[Records shown]

——————

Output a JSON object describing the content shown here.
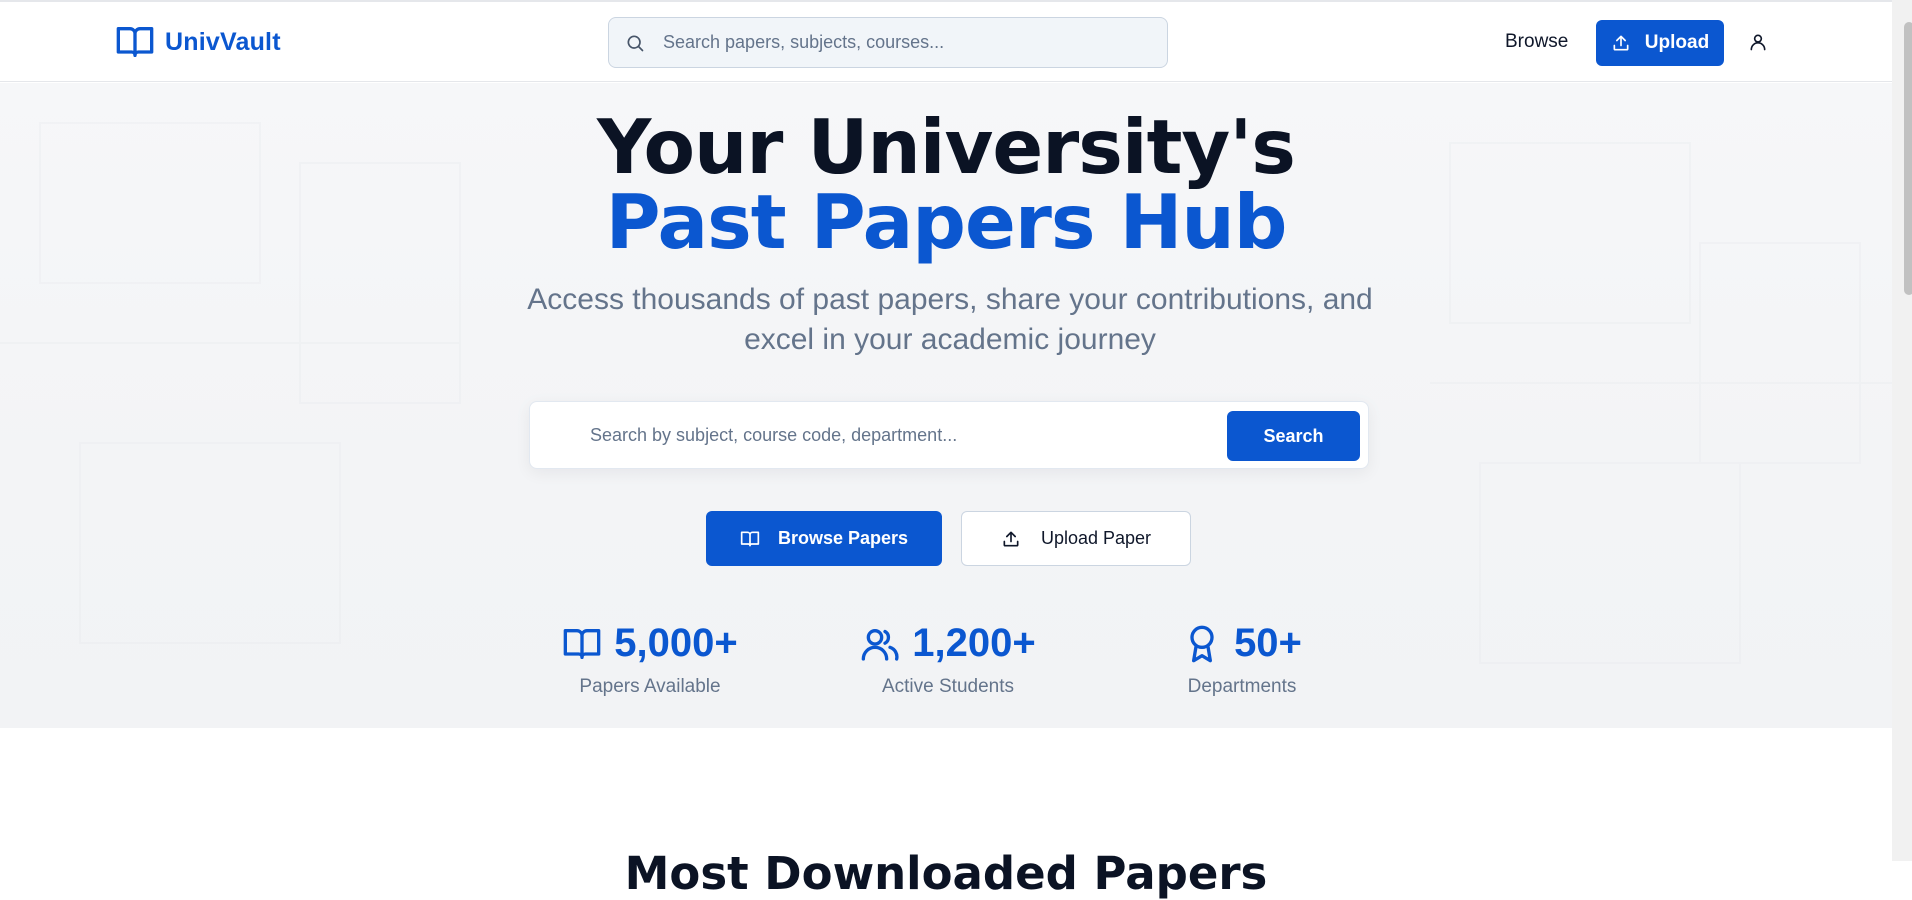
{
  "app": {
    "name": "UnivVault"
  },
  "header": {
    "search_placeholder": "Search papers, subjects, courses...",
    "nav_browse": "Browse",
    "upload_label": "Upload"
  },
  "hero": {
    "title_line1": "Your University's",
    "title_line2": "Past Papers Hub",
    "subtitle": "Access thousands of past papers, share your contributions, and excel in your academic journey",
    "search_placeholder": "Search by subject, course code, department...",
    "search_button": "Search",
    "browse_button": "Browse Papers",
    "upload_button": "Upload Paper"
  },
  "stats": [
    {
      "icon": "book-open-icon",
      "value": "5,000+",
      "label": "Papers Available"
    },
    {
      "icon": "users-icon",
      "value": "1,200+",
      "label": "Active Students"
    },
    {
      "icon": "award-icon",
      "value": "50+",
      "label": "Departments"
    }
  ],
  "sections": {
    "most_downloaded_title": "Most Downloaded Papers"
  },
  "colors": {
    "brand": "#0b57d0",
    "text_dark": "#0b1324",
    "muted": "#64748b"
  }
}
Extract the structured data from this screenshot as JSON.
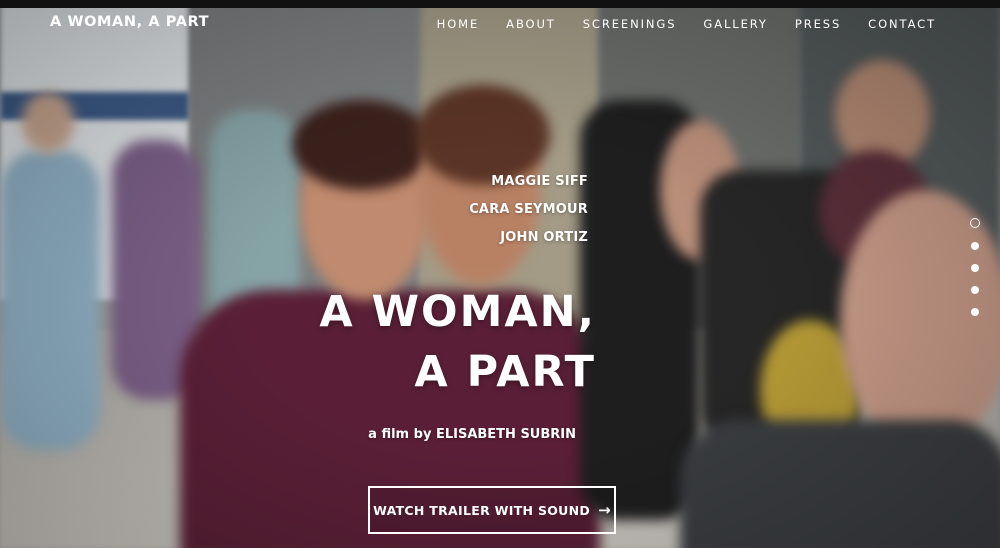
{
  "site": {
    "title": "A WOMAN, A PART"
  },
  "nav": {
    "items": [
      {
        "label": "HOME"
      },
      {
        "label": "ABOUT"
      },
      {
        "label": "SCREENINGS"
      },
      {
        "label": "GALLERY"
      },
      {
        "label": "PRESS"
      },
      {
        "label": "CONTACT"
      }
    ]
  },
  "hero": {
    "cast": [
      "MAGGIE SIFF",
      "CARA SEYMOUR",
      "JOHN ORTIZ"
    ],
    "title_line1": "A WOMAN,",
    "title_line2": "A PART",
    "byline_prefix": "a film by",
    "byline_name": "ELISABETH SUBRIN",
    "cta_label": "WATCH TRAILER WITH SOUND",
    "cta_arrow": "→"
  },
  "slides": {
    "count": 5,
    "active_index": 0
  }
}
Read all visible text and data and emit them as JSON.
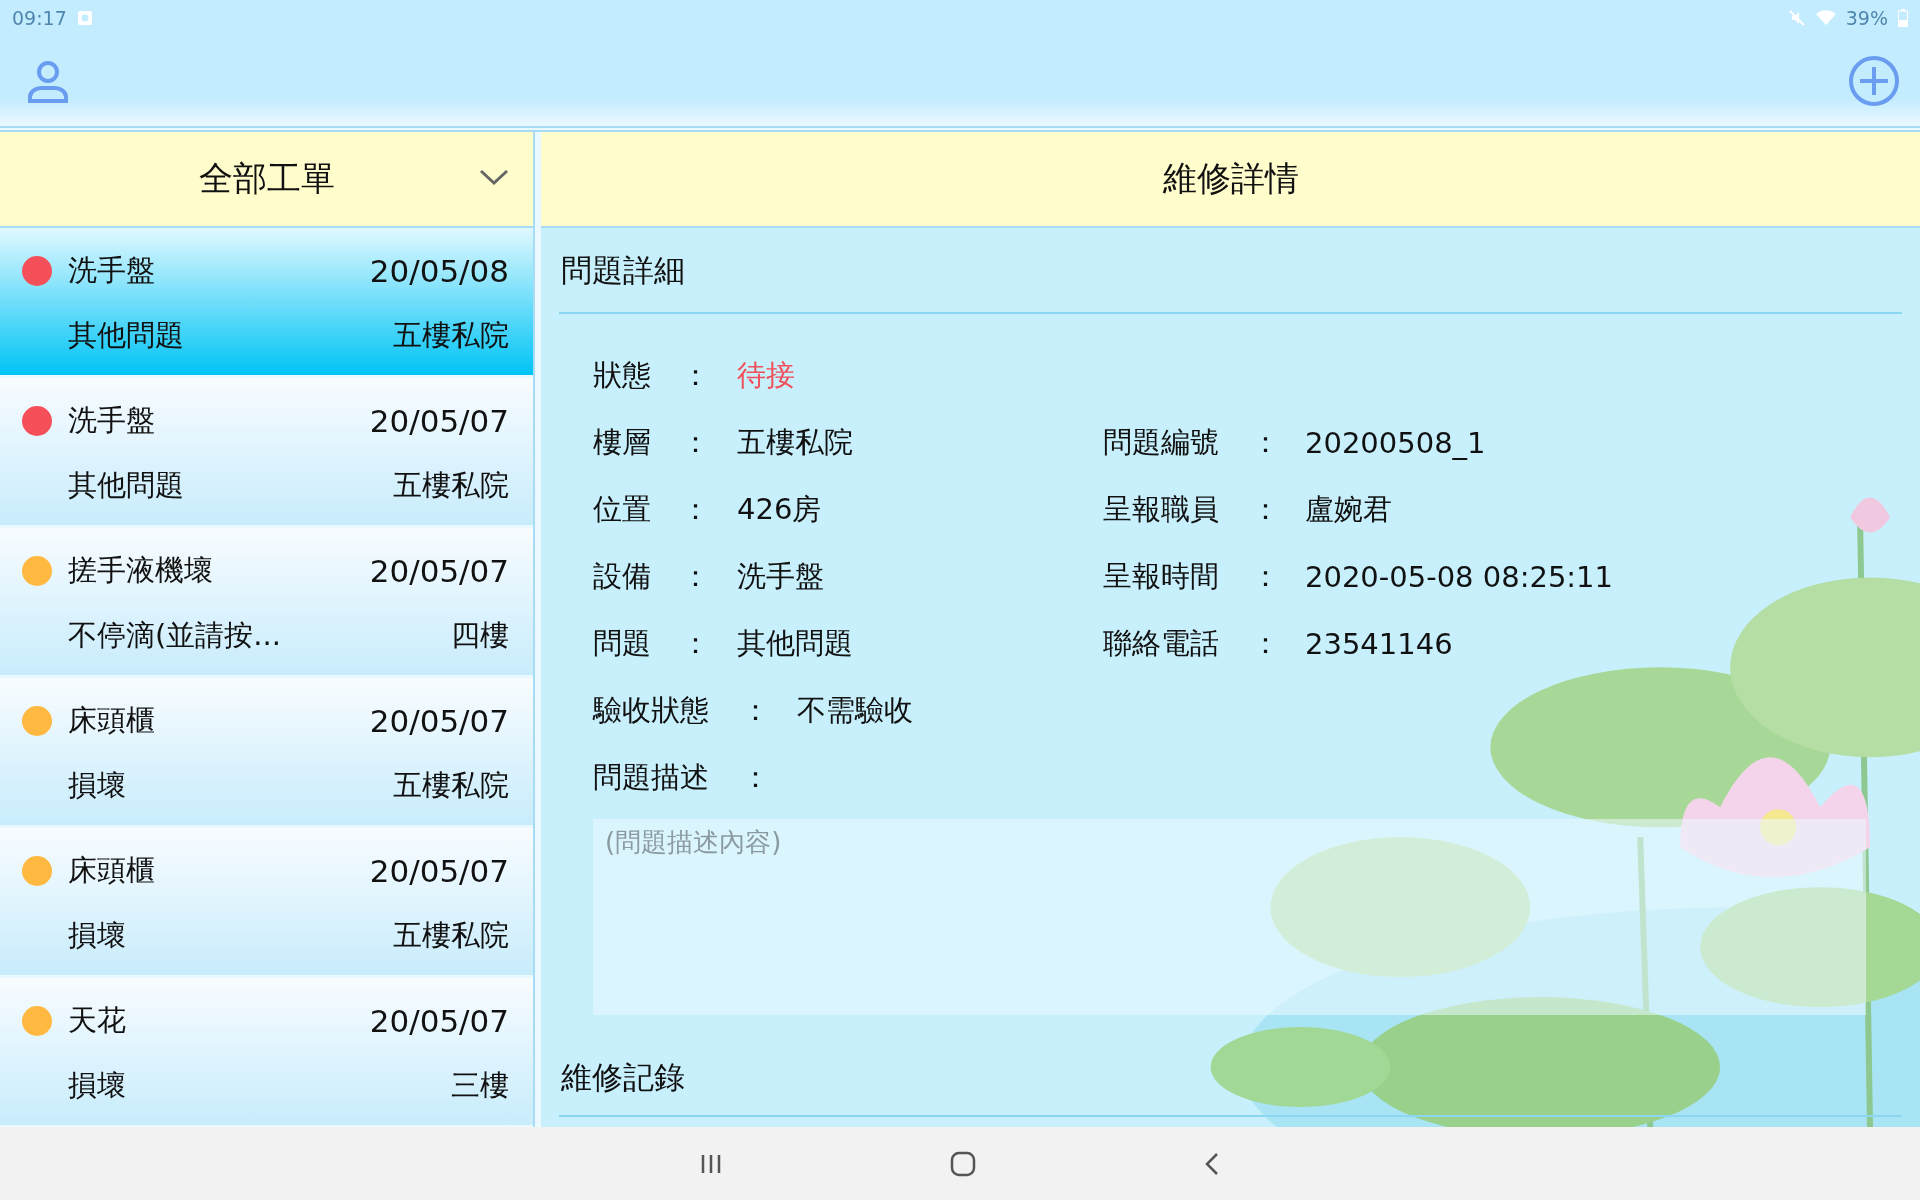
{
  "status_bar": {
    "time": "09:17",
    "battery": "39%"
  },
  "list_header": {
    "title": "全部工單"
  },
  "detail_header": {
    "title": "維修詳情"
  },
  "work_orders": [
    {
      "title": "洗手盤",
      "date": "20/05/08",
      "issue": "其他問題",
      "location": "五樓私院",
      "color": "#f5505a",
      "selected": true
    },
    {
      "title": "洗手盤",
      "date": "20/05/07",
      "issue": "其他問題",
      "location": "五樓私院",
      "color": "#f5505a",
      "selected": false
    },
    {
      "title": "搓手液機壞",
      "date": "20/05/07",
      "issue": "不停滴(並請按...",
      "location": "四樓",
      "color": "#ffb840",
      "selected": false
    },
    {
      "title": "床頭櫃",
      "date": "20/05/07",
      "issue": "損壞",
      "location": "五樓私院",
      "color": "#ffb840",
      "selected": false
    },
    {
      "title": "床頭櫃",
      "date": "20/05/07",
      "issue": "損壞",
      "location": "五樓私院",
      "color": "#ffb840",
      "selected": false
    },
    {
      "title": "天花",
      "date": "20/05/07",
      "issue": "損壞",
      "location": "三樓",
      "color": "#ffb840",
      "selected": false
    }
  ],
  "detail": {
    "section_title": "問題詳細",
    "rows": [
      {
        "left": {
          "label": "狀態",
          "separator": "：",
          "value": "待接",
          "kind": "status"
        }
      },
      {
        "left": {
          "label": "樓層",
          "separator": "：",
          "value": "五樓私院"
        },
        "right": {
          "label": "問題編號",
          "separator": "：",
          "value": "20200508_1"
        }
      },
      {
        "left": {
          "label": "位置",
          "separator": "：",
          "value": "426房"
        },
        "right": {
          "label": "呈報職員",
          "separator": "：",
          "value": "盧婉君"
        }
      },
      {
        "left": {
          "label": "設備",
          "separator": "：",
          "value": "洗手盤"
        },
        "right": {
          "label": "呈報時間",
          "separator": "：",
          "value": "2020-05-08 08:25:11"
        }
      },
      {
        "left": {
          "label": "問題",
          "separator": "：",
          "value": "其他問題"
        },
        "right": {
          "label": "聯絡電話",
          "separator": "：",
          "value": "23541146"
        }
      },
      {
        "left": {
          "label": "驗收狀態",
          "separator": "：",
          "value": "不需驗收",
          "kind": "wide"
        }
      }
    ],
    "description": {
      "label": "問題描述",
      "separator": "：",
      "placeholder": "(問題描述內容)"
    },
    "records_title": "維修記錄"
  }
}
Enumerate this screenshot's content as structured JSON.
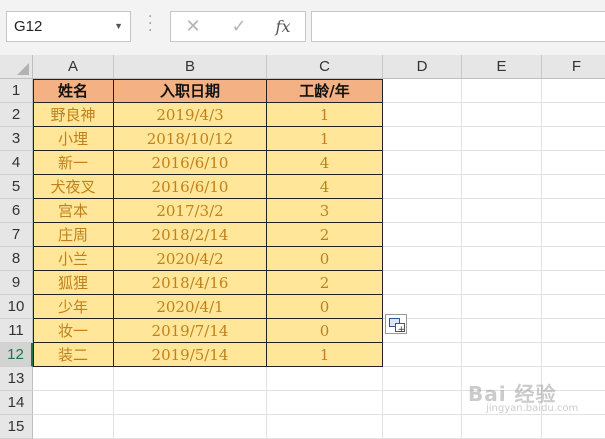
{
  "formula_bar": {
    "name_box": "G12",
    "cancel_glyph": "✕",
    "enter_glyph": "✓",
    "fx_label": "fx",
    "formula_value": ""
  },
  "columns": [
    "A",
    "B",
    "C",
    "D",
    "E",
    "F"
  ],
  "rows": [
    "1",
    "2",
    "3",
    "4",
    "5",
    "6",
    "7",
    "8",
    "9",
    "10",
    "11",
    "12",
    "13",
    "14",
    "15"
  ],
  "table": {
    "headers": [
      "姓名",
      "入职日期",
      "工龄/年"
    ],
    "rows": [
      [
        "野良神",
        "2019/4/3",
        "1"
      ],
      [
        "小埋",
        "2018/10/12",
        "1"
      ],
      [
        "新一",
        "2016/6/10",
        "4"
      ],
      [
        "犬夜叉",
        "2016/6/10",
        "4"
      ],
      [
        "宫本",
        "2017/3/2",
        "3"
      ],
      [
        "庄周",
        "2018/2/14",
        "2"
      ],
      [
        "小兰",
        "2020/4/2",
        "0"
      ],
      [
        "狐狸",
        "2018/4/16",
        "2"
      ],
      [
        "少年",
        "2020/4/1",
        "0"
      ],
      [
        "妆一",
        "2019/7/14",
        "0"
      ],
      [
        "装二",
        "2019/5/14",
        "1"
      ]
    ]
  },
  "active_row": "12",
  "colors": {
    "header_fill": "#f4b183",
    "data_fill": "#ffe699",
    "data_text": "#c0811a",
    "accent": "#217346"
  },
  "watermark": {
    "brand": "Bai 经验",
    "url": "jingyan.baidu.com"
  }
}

——————

[Short task]
Repeat the records in full, exactly as they appear, without the pictures.

[Result for this exercise]
Output a JSON object describing the content shown here.
{
  "app": {
    "name": "UnivVault"
  },
  "header": {
    "search_placeholder": "Search papers, subjects, courses...",
    "nav_browse": "Browse",
    "upload_label": "Upload"
  },
  "hero": {
    "title_line1": "Your University's",
    "title_line2": "Past Papers Hub",
    "subtitle": "Access thousands of past papers, share your contributions, and excel in your academic journey",
    "search_placeholder": "Search by subject, course code, department...",
    "search_button": "Search",
    "browse_button": "Browse Papers",
    "upload_button": "Upload Paper"
  },
  "stats": [
    {
      "icon": "book-open-icon",
      "value": "5,000+",
      "label": "Papers Available"
    },
    {
      "icon": "users-icon",
      "value": "1,200+",
      "label": "Active Students"
    },
    {
      "icon": "award-icon",
      "value": "50+",
      "label": "Departments"
    }
  ],
  "sections": {
    "most_downloaded_title": "Most Downloaded Papers"
  },
  "colors": {
    "brand": "#0b57d0",
    "text_dark": "#0b1324",
    "muted": "#64748b"
  }
}
Extract the structured data from this screenshot as JSON.
{
  "site": {
    "title": "A WOMAN, A PART"
  },
  "nav": {
    "items": [
      {
        "label": "HOME"
      },
      {
        "label": "ABOUT"
      },
      {
        "label": "SCREENINGS"
      },
      {
        "label": "GALLERY"
      },
      {
        "label": "PRESS"
      },
      {
        "label": "CONTACT"
      }
    ]
  },
  "hero": {
    "cast": [
      "MAGGIE SIFF",
      "CARA SEYMOUR",
      "JOHN ORTIZ"
    ],
    "title_line1": "A WOMAN,",
    "title_line2": "A PART",
    "byline_prefix": "a film by",
    "byline_name": "ELISABETH SUBRIN",
    "cta_label": "WATCH TRAILER WITH SOUND",
    "cta_arrow": "→"
  },
  "slides": {
    "count": 5,
    "active_index": 0
  }
}
Read all visible text and data and emit them as JSON.
{
  "status_bar": {
    "time": "09:17",
    "battery": "39%"
  },
  "list_header": {
    "title": "全部工單"
  },
  "detail_header": {
    "title": "維修詳情"
  },
  "work_orders": [
    {
      "title": "洗手盤",
      "date": "20/05/08",
      "issue": "其他問題",
      "location": "五樓私院",
      "color": "#f5505a",
      "selected": true
    },
    {
      "title": "洗手盤",
      "date": "20/05/07",
      "issue": "其他問題",
      "location": "五樓私院",
      "color": "#f5505a",
      "selected": false
    },
    {
      "title": "搓手液機壞",
      "date": "20/05/07",
      "issue": "不停滴(並請按...",
      "location": "四樓",
      "color": "#ffb840",
      "selected": false
    },
    {
      "title": "床頭櫃",
      "date": "20/05/07",
      "issue": "損壞",
      "location": "五樓私院",
      "color": "#ffb840",
      "selected": false
    },
    {
      "title": "床頭櫃",
      "date": "20/05/07",
      "issue": "損壞",
      "location": "五樓私院",
      "color": "#ffb840",
      "selected": false
    },
    {
      "title": "天花",
      "date": "20/05/07",
      "issue": "損壞",
      "location": "三樓",
      "color": "#ffb840",
      "selected": false
    }
  ],
  "detail": {
    "section_title": "問題詳細",
    "rows": [
      {
        "left": {
          "label": "狀態",
          "separator": "：",
          "value": "待接",
          "kind": "status"
        }
      },
      {
        "left": {
          "label": "樓層",
          "separator": "：",
          "value": "五樓私院"
        },
        "right": {
          "label": "問題編號",
          "separator": "：",
          "value": "20200508_1"
        }
      },
      {
        "left": {
          "label": "位置",
          "separator": "：",
          "value": "426房"
        },
        "right": {
          "label": "呈報職員",
          "separator": "：",
          "value": "盧婉君"
        }
      },
      {
        "left": {
          "label": "設備",
          "separator": "：",
          "value": "洗手盤"
        },
        "right": {
          "label": "呈報時間",
          "separator": "：",
          "value": "2020-05-08 08:25:11"
        }
      },
      {
        "left": {
          "label": "問題",
          "separator": "：",
          "value": "其他問題"
        },
        "right": {
          "label": "聯絡電話",
          "separator": "：",
          "value": "23541146"
        }
      },
      {
        "left": {
          "label": "驗收狀態",
          "separator": "：",
          "value": "不需驗收",
          "kind": "wide"
        }
      }
    ],
    "description": {
      "label": "問題描述",
      "separator": "：",
      "placeholder": "(問題描述內容)"
    },
    "records_title": "維修記錄"
  }
}
Enumerate this screenshot's content as structured JSON.
{
  "formula_bar": {
    "name_box": "G12",
    "cancel_glyph": "✕",
    "enter_glyph": "✓",
    "fx_label": "fx",
    "formula_value": ""
  },
  "columns": [
    "A",
    "B",
    "C",
    "D",
    "E",
    "F"
  ],
  "rows": [
    "1",
    "2",
    "3",
    "4",
    "5",
    "6",
    "7",
    "8",
    "9",
    "10",
    "11",
    "12",
    "13",
    "14",
    "15"
  ],
  "table": {
    "headers": [
      "姓名",
      "入职日期",
      "工龄/年"
    ],
    "rows": [
      [
        "野良神",
        "2019/4/3",
        "1"
      ],
      [
        "小埋",
        "2018/10/12",
        "1"
      ],
      [
        "新一",
        "2016/6/10",
        "4"
      ],
      [
        "犬夜叉",
        "2016/6/10",
        "4"
      ],
      [
        "宫本",
        "2017/3/2",
        "3"
      ],
      [
        "庄周",
        "2018/2/14",
        "2"
      ],
      [
        "小兰",
        "2020/4/2",
        "0"
      ],
      [
        "狐狸",
        "2018/4/16",
        "2"
      ],
      [
        "少年",
        "2020/4/1",
        "0"
      ],
      [
        "妆一",
        "2019/7/14",
        "0"
      ],
      [
        "装二",
        "2019/5/14",
        "1"
      ]
    ]
  },
  "active_row": "12",
  "colors": {
    "header_fill": "#f4b183",
    "data_fill": "#ffe699",
    "data_text": "#c0811a",
    "accent": "#217346"
  },
  "watermark": {
    "brand": "Bai 经验",
    "url": "jingyan.baidu.com"
  }
}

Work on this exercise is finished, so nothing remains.